What the exercise asks
Repeat all the material exactly; pictures stay out of your copy.

Input
- - - - - - -

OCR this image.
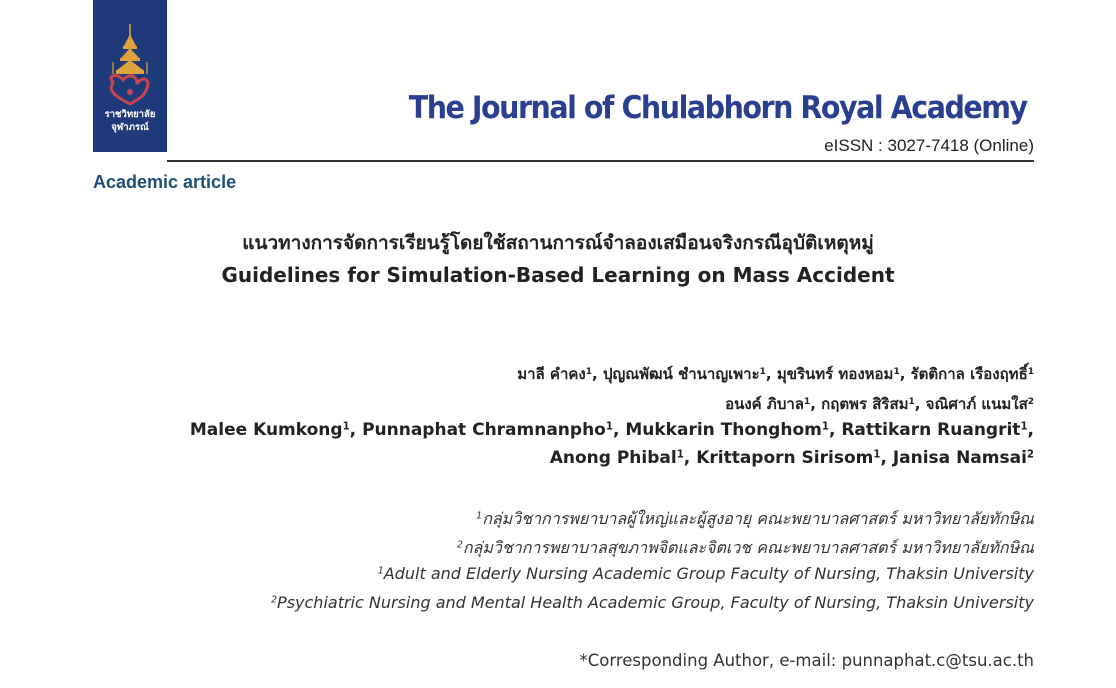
ราชวิทยาลัย
จุฬาภรณ์
The Journal of Chulabhorn Royal Academy
eISSN : 3027-7418 (Online)
Academic article
แนวทางการจัดการเรียนรู้โดยใช้สถานการณ์จำลองเสมือนจริงกรณีอุบัติเหตุหมู่
Guidelines for Simulation-Based Learning on Mass Accident
มาลี คำคง$^1$, ปุญณพัฒน์ ชำนาญเพาะ$^1$, มุขรินทร์ ทองหอม$^1$, รัตติกาล เรืองฤทธิ์$^1$
อนงค์ ภิบาล$^1$, กฤตพร สิริสม$^1$, จณิศาภ์ แนมใส$^2$
Malee Kumkong$^1$, Punnaphat Chramnanpho$^1$, Mukkarin Thonghom$^1$, Rattikarn Ruangrit$^1$,
Anong Phibal$^1$, Krittaporn Sirisom$^1$, Janisa Namsai$^2$
$^1$กลุ่มวิชาการพยาบาลผู้ใหญ่และผู้สูงอายุ คณะพยาบาลศาสตร์ มหาวิทยาลัยทักษิณ
$^2$กลุ่มวิชาการพยาบาลสุขภาพจิตและจิตเวช คณะพยาบาลศาสตร์ มหาวิทยาลัยทักษิณ
$^1$Adult and Elderly Nursing Academic Group Faculty of Nursing, Thaksin University
$^2$Psychiatric Nursing and Mental Health Academic Group, Faculty of Nursing, Thaksin University
*Corresponding Author, e-mail: punnaphat.c@tsu.ac.th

- - - - - - -

Result for this exercise
OCR this image.
ราชวิทยาลัย
จุฬาภรณ์
The Journal of Chulabhorn Royal Academy
eISSN : 3027-7418 (Online)
Academic article
แนวทางการจัดการเรียนรู้โดยใช้สถานการณ์จำลองเสมือนจริงกรณีอุบัติเหตุหมู่
Guidelines for Simulation-Based Learning on Mass Accident
มาลี คำคง$^1$, ปุญณพัฒน์ ชำนาญเพาะ$^1$, มุขรินทร์ ทองหอม$^1$, รัตติกาล เรืองฤทธิ์$^1$
อนงค์ ภิบาล$^1$, กฤตพร สิริสม$^1$, จณิศาภ์ แนมใส$^2$
Malee Kumkong$^1$, Punnaphat Chramnanpho$^1$, Mukkarin Thonghom$^1$, Rattikarn Ruangrit$^1$,
Anong Phibal$^1$, Krittaporn Sirisom$^1$, Janisa Namsai$^2$
$^1$กลุ่มวิชาการพยาบาลผู้ใหญ่และผู้สูงอายุ คณะพยาบาลศาสตร์ มหาวิทยาลัยทักษิณ
$^2$กลุ่มวิชาการพยาบาลสุขภาพจิตและจิตเวช คณะพยาบาลศาสตร์ มหาวิทยาลัยทักษิณ
$^1$Adult and Elderly Nursing Academic Group Faculty of Nursing, Thaksin University
$^2$Psychiatric Nursing and Mental Health Academic Group, Faculty of Nursing, Thaksin University
*Corresponding Author, e-mail: punnaphat.c@tsu.ac.th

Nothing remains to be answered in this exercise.